__Data section__.
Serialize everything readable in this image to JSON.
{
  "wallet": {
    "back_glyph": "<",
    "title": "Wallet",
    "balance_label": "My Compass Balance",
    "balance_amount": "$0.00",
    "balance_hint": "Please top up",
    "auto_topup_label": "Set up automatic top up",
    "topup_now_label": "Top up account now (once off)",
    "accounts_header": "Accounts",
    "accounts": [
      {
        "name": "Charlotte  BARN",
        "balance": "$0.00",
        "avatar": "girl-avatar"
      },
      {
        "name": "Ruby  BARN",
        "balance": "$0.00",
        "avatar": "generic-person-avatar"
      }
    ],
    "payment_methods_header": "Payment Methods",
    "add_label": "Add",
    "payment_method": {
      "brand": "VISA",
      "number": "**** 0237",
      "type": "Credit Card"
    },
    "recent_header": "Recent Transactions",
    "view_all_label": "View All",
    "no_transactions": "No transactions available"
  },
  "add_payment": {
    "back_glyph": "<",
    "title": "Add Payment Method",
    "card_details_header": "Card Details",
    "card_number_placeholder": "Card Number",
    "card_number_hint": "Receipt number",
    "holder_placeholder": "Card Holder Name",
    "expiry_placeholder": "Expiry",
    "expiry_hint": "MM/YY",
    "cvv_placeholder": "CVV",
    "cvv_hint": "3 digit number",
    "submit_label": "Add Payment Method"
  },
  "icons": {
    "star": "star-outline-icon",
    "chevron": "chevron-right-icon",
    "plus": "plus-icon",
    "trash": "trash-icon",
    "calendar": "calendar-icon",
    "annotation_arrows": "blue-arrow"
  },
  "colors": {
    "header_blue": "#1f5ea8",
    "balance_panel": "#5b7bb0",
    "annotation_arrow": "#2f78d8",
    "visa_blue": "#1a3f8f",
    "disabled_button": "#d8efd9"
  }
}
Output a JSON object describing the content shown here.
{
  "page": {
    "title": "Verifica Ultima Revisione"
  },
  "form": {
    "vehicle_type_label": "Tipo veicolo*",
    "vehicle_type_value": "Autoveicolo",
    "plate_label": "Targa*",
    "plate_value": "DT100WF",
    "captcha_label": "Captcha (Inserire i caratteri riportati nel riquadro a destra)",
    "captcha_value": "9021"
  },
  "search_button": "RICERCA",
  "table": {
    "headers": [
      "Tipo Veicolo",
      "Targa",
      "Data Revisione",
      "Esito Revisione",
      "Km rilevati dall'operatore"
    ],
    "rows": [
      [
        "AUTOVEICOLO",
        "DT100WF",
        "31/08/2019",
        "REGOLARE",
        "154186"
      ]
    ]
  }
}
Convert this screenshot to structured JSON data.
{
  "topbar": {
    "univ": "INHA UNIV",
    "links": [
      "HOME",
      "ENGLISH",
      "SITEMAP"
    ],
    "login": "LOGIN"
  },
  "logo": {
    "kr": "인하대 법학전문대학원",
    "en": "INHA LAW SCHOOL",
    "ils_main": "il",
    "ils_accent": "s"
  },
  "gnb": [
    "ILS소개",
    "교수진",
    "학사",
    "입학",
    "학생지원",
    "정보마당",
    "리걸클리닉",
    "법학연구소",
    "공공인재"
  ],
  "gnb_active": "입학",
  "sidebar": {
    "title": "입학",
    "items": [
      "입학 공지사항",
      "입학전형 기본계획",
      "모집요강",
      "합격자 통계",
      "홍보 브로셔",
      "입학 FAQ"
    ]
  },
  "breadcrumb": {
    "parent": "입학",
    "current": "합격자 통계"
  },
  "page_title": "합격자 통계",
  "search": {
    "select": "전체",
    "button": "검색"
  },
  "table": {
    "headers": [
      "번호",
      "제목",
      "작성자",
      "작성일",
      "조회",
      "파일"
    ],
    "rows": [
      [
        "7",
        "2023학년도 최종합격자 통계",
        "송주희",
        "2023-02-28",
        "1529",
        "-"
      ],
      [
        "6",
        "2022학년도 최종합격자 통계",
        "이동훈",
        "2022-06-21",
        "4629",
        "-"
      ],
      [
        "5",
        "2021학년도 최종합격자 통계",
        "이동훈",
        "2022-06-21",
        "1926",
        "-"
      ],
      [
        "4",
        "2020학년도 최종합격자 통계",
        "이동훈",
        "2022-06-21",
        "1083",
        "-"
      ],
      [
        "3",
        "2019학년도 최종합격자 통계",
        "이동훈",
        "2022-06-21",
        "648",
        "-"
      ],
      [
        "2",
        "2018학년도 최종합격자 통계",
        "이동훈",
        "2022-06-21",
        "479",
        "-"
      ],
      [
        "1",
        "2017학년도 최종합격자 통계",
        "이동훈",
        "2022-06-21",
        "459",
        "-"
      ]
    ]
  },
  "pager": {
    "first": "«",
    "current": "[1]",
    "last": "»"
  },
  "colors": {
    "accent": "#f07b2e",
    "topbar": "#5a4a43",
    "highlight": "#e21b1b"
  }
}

__Problem details__. Pick out and copy every line that contains the word "Tipo".

__Correct result__.
    "vehicle_type_label": "Tipo veicolo*",
      "Tipo Veicolo",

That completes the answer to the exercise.